▶ _INSTRUCTIONS TO FOLLOW_: Restate the records below word for word, and omit the images they hold.
## START RECORDS FOR THE EXERCISE
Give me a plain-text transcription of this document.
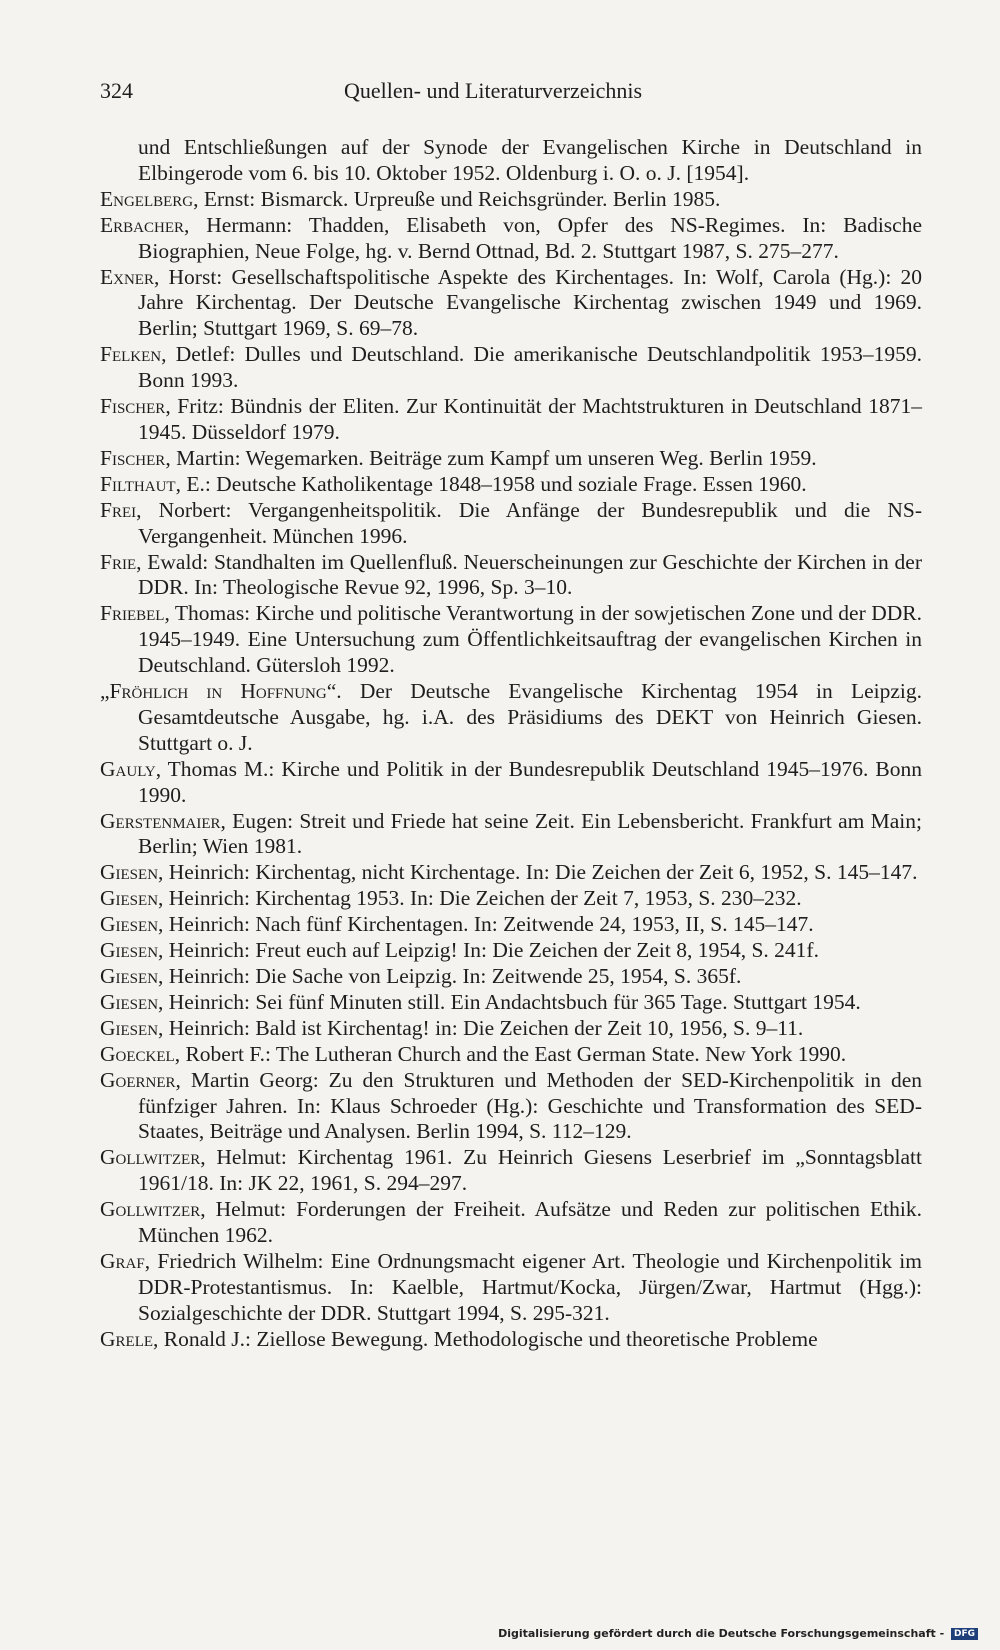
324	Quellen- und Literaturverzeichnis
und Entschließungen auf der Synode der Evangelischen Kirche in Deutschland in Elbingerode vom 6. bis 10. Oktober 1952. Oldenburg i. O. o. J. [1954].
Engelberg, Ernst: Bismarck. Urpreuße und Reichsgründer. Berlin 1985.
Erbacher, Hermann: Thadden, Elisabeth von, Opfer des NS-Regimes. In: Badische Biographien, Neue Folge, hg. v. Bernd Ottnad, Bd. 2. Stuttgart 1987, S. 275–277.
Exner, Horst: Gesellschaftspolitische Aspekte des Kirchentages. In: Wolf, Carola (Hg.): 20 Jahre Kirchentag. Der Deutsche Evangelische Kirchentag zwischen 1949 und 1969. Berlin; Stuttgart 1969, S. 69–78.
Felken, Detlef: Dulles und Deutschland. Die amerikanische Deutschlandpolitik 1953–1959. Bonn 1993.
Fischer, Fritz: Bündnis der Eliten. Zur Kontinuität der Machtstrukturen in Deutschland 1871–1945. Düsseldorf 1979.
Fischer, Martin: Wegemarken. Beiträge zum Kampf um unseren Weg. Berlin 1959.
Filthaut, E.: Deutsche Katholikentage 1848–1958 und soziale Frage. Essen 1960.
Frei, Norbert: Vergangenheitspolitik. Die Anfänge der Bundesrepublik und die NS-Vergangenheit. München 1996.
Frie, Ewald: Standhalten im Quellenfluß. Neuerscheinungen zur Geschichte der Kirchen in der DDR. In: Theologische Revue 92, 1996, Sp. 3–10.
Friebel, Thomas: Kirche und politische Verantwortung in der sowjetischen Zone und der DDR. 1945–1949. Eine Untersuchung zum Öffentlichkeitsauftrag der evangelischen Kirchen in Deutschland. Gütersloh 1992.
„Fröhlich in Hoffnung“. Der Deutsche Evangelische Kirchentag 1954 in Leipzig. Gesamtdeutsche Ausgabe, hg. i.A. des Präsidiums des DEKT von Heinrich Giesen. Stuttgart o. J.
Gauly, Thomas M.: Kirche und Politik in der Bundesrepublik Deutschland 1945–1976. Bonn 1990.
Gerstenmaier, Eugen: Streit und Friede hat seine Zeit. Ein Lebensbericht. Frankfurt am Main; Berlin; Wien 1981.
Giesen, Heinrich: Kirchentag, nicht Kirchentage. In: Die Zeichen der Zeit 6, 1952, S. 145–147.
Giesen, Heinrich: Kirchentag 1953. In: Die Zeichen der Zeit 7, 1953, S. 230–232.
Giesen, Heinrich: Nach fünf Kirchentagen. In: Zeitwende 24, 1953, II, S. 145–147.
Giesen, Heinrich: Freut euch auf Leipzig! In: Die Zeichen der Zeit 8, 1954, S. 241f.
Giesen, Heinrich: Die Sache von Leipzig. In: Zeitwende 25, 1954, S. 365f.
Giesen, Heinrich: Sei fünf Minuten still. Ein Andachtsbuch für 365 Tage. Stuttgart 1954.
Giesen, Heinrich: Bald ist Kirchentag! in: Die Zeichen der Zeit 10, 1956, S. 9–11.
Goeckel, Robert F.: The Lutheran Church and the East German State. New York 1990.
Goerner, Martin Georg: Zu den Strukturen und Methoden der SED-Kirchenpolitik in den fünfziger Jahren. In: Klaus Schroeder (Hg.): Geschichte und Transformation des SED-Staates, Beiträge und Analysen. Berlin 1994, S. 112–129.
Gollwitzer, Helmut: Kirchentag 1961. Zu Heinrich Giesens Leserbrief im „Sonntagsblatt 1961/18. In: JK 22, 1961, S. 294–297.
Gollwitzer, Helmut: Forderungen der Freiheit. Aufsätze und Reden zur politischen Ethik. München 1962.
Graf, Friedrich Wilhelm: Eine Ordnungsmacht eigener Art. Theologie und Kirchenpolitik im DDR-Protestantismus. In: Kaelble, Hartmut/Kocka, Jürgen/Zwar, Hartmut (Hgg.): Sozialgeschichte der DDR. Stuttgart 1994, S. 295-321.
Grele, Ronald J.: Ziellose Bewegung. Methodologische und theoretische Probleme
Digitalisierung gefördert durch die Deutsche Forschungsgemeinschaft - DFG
## END RECORDS FOR THE EXERCISE
▶ _SOLUTION FOR THIS EXERCISE_:
Give me a plain-text transcription of this document.
324	Quellen- und Literaturverzeichnis
und Entschließungen auf der Synode der Evangelischen Kirche in Deutschland in Elbingerode vom 6. bis 10. Oktober 1952. Oldenburg i. O. o. J. [1954].
Engelberg, Ernst: Bismarck. Urpreuße und Reichsgründer. Berlin 1985.
Erbacher, Hermann: Thadden, Elisabeth von, Opfer des NS-Regimes. In: Badische Biographien, Neue Folge, hg. v. Bernd Ottnad, Bd. 2. Stuttgart 1987, S. 275–277.
Exner, Horst: Gesellschaftspolitische Aspekte des Kirchentages. In: Wolf, Carola (Hg.): 20 Jahre Kirchentag. Der Deutsche Evangelische Kirchentag zwischen 1949 und 1969. Berlin; Stuttgart 1969, S. 69–78.
Felken, Detlef: Dulles und Deutschland. Die amerikanische Deutschlandpolitik 1953–1959. Bonn 1993.
Fischer, Fritz: Bündnis der Eliten. Zur Kontinuität der Machtstrukturen in Deutschland 1871–1945. Düsseldorf 1979.
Fischer, Martin: Wegemarken. Beiträge zum Kampf um unseren Weg. Berlin 1959.
Filthaut, E.: Deutsche Katholikentage 1848–1958 und soziale Frage. Essen 1960.
Frei, Norbert: Vergangenheitspolitik. Die Anfänge der Bundesrepublik und die NS-Vergangenheit. München 1996.
Frie, Ewald: Standhalten im Quellenfluß. Neuerscheinungen zur Geschichte der Kirchen in der DDR. In: Theologische Revue 92, 1996, Sp. 3–10.
Friebel, Thomas: Kirche und politische Verantwortung in der sowjetischen Zone und der DDR. 1945–1949. Eine Untersuchung zum Öffentlichkeitsauftrag der evangelischen Kirchen in Deutschland. Gütersloh 1992.
„Fröhlich in Hoffnung“. Der Deutsche Evangelische Kirchentag 1954 in Leipzig. Gesamtdeutsche Ausgabe, hg. i.A. des Präsidiums des DEKT von Heinrich Giesen. Stuttgart o. J.
Gauly, Thomas M.: Kirche und Politik in der Bundesrepublik Deutschland 1945–1976. Bonn 1990.
Gerstenmaier, Eugen: Streit und Friede hat seine Zeit. Ein Lebensbericht. Frankfurt am Main; Berlin; Wien 1981.
Giesen, Heinrich: Kirchentag, nicht Kirchentage. In: Die Zeichen der Zeit 6, 1952, S. 145–147.
Giesen, Heinrich: Kirchentag 1953. In: Die Zeichen der Zeit 7, 1953, S. 230–232.
Giesen, Heinrich: Nach fünf Kirchentagen. In: Zeitwende 24, 1953, II, S. 145–147.
Giesen, Heinrich: Freut euch auf Leipzig! In: Die Zeichen der Zeit 8, 1954, S. 241f.
Giesen, Heinrich: Die Sache von Leipzig. In: Zeitwende 25, 1954, S. 365f.
Giesen, Heinrich: Sei fünf Minuten still. Ein Andachtsbuch für 365 Tage. Stuttgart 1954.
Giesen, Heinrich: Bald ist Kirchentag! in: Die Zeichen der Zeit 10, 1956, S. 9–11.
Goeckel, Robert F.: The Lutheran Church and the East German State. New York 1990.
Goerner, Martin Georg: Zu den Strukturen und Methoden der SED-Kirchenpolitik in den fünfziger Jahren. In: Klaus Schroeder (Hg.): Geschichte und Transformation des SED-Staates, Beiträge und Analysen. Berlin 1994, S. 112–129.
Gollwitzer, Helmut: Kirchentag 1961. Zu Heinrich Giesens Leserbrief im „Sonntagsblatt 1961/18. In: JK 22, 1961, S. 294–297.
Gollwitzer, Helmut: Forderungen der Freiheit. Aufsätze und Reden zur politischen Ethik. München 1962.
Graf, Friedrich Wilhelm: Eine Ordnungsmacht eigener Art. Theologie und Kirchenpolitik im DDR-Protestantismus. In: Kaelble, Hartmut/Kocka, Jürgen/Zwar, Hartmut (Hgg.): Sozialgeschichte der DDR. Stuttgart 1994, S. 295-321.
Grele, Ronald J.: Ziellose Bewegung. Methodologische und theoretische Probleme
Digitalisierung gefördert durch die Deutsche Forschungsgemeinschaft - DFG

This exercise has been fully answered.